Start of Material for this task

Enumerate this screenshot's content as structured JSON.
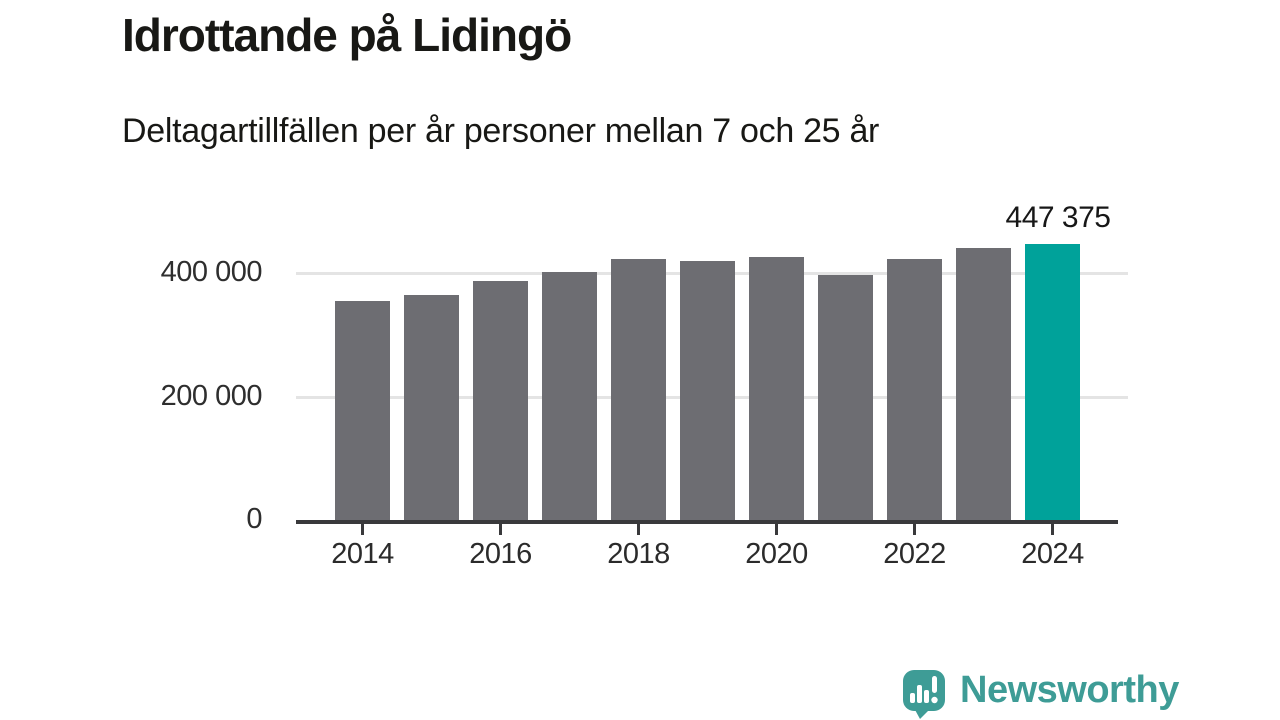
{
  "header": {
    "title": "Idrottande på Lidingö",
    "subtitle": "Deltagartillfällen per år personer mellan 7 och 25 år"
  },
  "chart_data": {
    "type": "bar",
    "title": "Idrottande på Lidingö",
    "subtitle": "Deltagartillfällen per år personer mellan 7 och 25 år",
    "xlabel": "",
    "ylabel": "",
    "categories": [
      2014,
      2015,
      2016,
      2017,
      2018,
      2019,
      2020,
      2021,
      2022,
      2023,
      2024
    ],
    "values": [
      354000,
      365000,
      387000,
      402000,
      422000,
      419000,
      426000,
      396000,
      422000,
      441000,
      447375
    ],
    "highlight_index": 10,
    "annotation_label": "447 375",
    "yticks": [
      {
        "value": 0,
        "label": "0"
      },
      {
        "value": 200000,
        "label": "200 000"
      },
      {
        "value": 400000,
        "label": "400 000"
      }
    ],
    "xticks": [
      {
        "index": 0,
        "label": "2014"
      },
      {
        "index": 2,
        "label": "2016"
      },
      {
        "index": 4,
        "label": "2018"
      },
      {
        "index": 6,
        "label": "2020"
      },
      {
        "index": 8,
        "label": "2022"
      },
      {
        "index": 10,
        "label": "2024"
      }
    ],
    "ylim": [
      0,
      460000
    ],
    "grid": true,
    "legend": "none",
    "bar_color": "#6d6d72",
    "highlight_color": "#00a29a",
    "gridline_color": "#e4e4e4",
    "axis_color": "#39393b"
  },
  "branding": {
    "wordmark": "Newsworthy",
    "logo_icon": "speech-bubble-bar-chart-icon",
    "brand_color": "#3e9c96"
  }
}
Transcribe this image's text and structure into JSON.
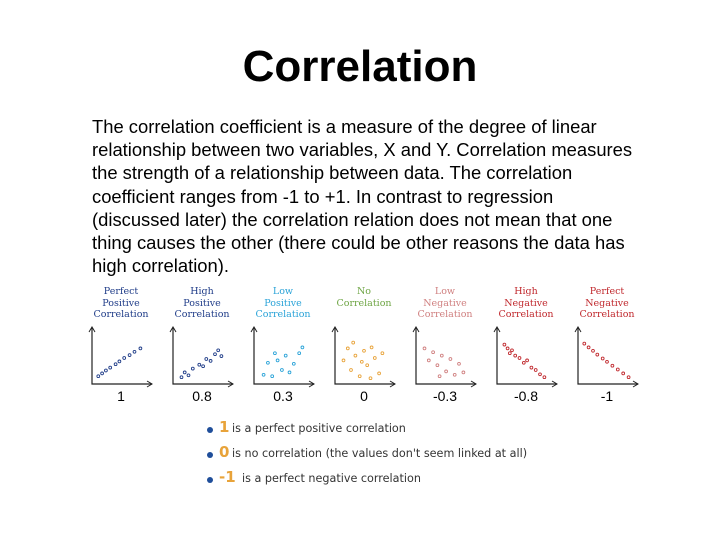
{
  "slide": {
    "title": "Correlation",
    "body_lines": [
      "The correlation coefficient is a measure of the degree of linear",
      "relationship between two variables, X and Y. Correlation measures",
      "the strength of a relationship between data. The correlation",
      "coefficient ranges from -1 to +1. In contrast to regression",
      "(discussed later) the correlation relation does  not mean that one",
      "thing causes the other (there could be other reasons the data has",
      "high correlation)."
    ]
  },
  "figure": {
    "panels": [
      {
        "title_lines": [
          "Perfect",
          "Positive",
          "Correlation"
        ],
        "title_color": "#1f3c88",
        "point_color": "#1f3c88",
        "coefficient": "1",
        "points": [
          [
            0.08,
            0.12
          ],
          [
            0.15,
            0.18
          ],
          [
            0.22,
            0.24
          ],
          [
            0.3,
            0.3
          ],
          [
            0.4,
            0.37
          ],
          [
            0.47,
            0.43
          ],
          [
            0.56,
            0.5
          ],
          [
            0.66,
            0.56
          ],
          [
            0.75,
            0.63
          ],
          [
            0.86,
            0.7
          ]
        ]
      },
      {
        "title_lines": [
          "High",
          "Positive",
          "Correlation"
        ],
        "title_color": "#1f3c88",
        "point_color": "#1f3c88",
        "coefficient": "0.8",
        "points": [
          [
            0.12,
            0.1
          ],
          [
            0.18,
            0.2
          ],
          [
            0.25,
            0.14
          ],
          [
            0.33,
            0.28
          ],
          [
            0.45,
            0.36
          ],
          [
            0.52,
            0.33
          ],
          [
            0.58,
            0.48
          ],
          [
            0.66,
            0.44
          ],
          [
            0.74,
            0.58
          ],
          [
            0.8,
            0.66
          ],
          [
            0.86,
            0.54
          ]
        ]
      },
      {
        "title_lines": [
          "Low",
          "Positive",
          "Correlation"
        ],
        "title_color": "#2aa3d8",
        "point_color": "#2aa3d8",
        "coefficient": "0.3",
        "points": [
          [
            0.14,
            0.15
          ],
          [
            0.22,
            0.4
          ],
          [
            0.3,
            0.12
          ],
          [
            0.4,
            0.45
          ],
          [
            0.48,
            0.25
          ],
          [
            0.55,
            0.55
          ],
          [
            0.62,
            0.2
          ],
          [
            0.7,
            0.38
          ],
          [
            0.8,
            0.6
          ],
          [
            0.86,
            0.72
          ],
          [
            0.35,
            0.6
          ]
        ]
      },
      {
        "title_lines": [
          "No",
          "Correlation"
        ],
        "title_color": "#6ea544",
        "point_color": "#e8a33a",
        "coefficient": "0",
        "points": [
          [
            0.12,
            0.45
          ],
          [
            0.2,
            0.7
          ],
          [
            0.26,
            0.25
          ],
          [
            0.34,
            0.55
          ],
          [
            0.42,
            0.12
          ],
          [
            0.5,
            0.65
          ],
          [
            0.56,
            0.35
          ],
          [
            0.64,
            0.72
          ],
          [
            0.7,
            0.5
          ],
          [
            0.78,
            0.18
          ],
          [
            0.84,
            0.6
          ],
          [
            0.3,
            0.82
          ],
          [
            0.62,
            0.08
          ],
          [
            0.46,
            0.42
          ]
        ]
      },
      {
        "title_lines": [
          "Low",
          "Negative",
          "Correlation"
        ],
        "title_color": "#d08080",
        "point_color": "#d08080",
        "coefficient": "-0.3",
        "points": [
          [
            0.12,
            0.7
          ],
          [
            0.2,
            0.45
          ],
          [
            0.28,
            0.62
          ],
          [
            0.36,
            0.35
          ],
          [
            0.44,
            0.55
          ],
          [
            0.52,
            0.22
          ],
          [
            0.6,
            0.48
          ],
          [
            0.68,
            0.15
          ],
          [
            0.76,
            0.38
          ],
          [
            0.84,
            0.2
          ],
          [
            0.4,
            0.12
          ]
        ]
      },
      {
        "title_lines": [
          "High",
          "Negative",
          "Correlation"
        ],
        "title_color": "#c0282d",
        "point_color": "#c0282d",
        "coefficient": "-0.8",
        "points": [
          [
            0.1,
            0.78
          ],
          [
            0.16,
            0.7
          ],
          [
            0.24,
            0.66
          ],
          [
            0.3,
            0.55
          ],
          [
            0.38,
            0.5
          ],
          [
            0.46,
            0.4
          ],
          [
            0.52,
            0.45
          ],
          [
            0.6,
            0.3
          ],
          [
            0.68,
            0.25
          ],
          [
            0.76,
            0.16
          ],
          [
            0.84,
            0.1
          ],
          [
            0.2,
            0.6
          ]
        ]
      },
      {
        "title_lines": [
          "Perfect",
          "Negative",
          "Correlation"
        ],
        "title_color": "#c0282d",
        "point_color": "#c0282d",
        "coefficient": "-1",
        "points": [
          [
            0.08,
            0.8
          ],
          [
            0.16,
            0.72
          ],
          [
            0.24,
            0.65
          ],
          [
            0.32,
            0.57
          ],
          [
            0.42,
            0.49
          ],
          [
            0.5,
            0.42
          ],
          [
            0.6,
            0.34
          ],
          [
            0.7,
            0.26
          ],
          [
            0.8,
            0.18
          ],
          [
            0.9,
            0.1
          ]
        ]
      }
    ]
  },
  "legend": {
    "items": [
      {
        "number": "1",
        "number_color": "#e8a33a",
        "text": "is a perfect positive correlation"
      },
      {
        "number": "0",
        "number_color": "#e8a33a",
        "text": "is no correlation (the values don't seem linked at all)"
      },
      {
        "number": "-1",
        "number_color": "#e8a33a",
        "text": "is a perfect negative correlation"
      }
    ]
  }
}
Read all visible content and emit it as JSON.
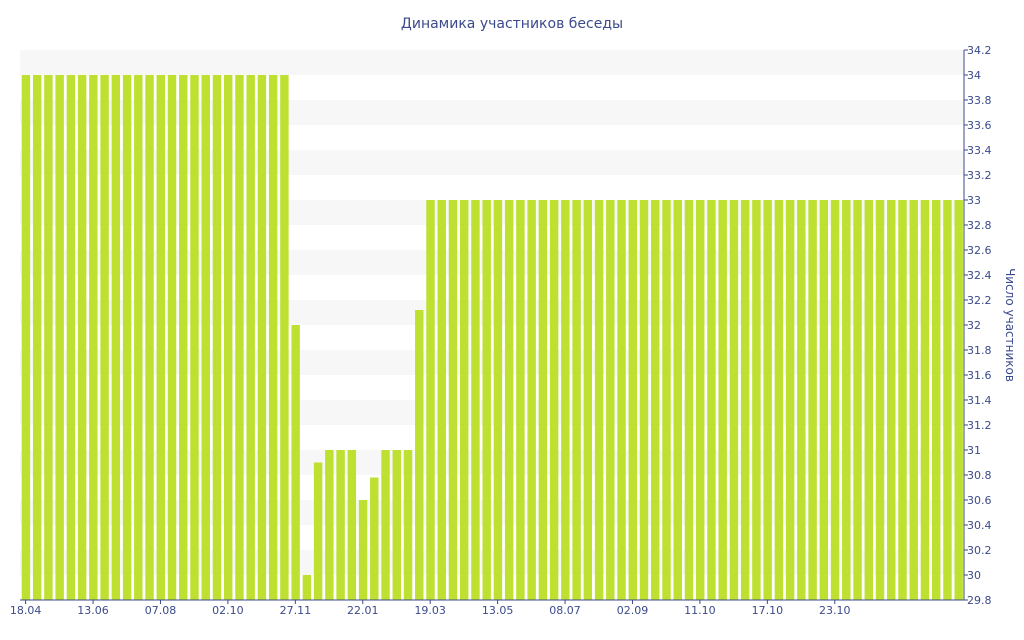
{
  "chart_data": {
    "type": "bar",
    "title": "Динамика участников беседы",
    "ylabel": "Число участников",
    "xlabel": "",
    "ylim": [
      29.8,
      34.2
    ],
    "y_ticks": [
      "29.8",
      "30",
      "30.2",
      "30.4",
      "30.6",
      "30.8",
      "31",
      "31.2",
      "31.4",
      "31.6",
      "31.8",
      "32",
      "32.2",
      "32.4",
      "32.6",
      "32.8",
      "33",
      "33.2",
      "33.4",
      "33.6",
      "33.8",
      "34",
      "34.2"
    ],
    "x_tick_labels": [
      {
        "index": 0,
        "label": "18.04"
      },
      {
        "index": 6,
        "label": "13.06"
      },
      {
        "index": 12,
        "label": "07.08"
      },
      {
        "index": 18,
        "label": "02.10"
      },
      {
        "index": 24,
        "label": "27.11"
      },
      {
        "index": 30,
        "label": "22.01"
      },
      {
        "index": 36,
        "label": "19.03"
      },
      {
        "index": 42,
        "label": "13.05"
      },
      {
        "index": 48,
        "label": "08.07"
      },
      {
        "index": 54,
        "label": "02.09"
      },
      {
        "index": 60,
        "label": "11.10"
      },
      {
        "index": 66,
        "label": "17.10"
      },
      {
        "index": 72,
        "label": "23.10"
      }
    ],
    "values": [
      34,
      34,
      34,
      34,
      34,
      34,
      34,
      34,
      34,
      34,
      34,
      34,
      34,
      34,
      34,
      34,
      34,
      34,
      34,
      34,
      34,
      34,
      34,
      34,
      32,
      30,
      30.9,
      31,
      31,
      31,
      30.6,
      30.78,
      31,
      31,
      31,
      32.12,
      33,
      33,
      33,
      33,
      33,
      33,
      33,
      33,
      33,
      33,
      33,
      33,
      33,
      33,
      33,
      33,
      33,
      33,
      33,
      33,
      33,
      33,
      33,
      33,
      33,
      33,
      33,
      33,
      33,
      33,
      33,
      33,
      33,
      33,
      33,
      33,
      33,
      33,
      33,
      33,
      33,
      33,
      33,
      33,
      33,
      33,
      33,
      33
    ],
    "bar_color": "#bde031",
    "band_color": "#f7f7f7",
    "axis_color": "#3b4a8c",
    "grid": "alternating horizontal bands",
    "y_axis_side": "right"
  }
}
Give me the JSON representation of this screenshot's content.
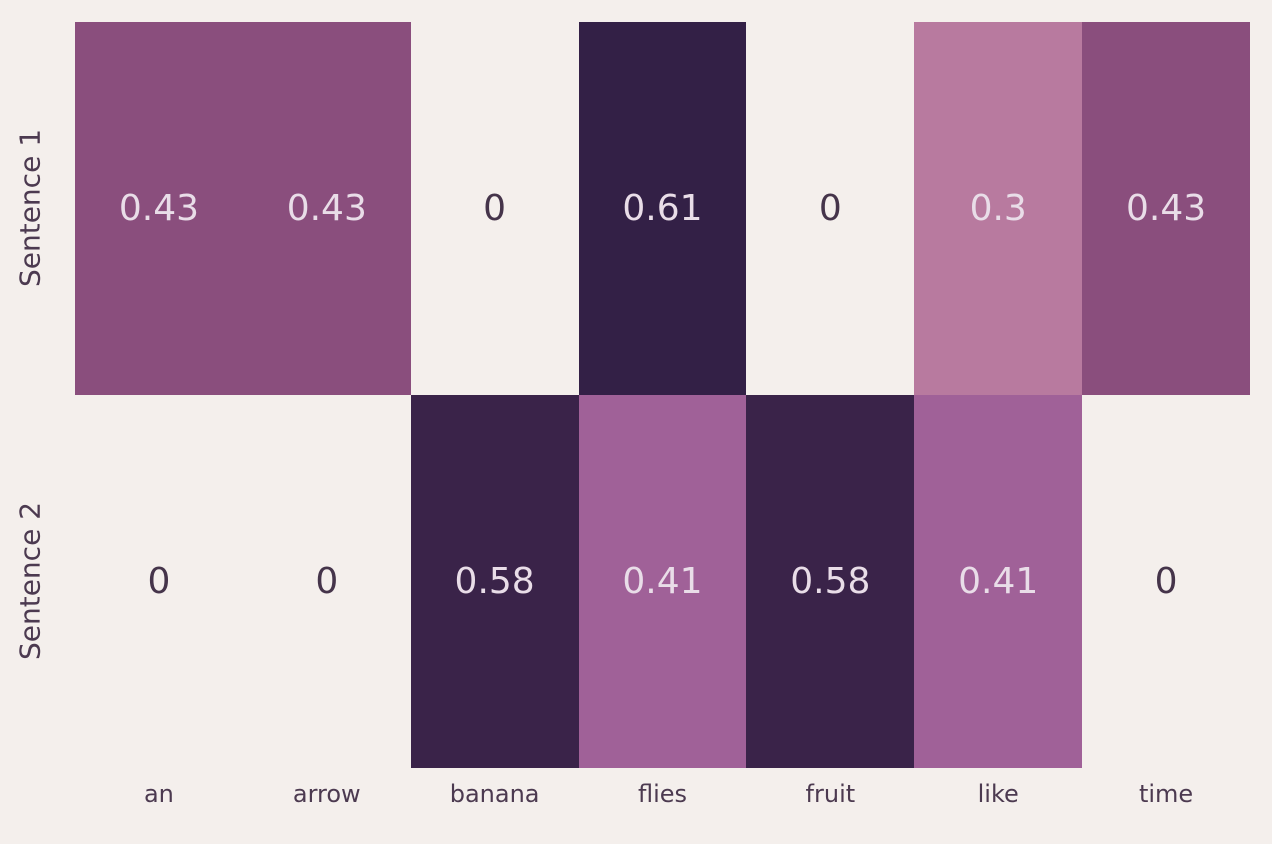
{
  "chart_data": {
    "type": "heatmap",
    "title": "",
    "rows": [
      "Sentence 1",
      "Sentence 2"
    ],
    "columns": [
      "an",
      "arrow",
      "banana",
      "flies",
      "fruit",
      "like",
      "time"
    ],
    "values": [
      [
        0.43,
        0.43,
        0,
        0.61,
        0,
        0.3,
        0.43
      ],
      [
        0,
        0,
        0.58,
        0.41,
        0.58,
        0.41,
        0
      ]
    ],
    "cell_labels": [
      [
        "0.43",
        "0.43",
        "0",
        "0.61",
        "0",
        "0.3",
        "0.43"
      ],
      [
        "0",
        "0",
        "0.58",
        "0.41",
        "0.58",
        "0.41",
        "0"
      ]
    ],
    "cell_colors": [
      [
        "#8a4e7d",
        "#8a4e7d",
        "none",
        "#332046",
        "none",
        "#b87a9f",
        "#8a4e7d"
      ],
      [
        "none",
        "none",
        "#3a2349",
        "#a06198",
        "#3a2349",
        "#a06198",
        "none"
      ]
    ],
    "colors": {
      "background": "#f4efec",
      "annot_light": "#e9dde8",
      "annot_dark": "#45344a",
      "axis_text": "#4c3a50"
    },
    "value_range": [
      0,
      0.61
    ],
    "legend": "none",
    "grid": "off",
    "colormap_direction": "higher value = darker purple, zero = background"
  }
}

End of Material for this task

Select every line in the records above that contains the word "участников".

Response below:
    "title": "Динамика участников беседы",
    "ylabel": "Число участников",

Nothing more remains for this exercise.